## Begin

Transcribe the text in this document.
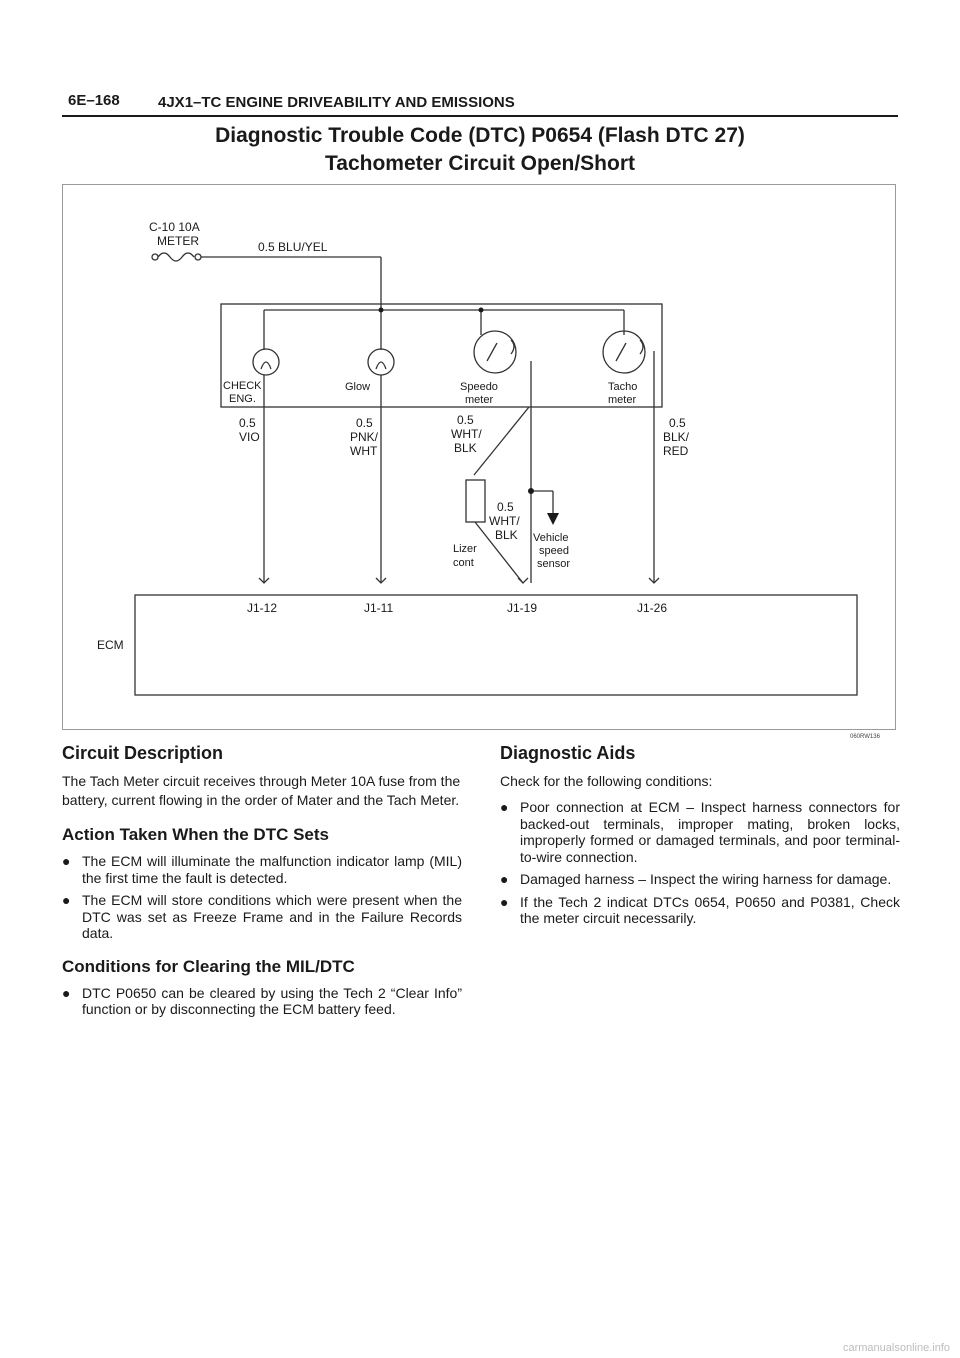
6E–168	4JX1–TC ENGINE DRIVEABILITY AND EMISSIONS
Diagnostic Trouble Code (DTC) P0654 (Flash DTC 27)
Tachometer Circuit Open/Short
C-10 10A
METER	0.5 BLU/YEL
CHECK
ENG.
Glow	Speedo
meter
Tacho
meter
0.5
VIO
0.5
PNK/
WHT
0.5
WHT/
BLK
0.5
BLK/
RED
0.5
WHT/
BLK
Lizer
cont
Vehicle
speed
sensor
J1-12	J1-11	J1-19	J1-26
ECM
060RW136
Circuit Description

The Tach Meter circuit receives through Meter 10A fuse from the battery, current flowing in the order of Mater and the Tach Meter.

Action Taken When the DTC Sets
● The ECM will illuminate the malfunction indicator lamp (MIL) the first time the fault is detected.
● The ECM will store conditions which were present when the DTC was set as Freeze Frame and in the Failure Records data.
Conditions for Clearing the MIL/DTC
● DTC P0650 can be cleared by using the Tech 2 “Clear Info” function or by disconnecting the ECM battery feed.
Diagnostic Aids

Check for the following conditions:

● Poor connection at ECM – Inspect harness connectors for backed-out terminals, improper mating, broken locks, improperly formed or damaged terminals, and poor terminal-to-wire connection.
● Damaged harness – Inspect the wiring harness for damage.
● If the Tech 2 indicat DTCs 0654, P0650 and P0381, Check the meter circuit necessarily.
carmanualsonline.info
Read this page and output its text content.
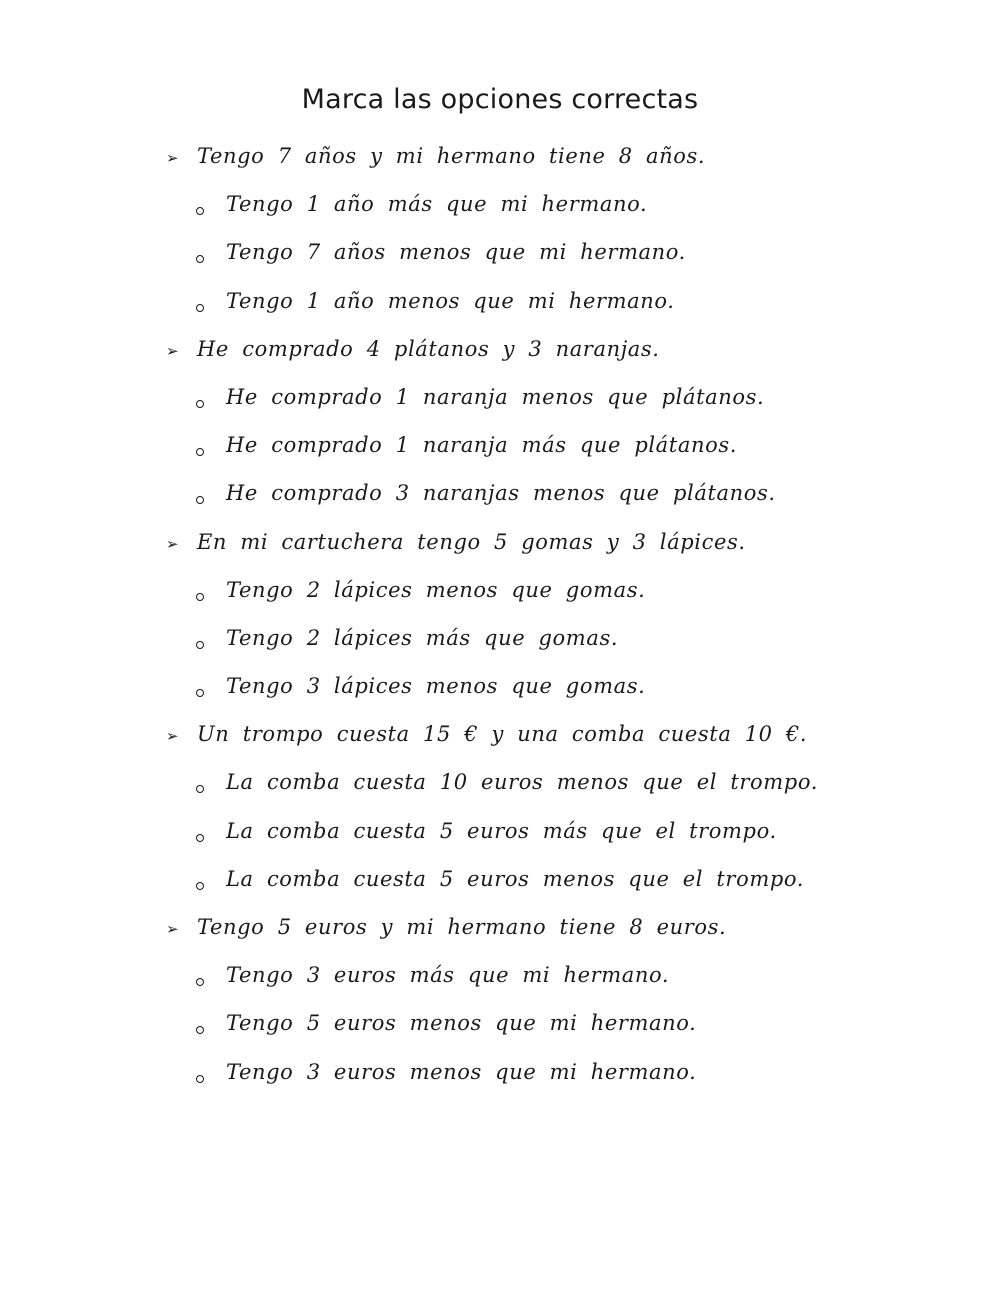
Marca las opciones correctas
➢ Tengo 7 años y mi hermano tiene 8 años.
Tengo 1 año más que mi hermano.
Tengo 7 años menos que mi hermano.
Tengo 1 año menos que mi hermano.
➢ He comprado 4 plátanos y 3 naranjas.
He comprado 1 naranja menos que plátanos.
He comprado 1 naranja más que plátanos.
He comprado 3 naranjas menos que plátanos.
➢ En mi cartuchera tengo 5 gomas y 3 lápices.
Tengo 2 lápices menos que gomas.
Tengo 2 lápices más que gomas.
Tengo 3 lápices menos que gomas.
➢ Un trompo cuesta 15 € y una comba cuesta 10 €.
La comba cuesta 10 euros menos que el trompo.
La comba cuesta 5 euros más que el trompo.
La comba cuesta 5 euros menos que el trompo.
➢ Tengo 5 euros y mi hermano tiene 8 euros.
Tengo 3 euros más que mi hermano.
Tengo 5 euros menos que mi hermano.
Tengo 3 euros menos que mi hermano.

## End

• DIRECTIVE
Find every line with "menos" in the listing and state how many there are, nothing else.

• TASK RESPONSE
10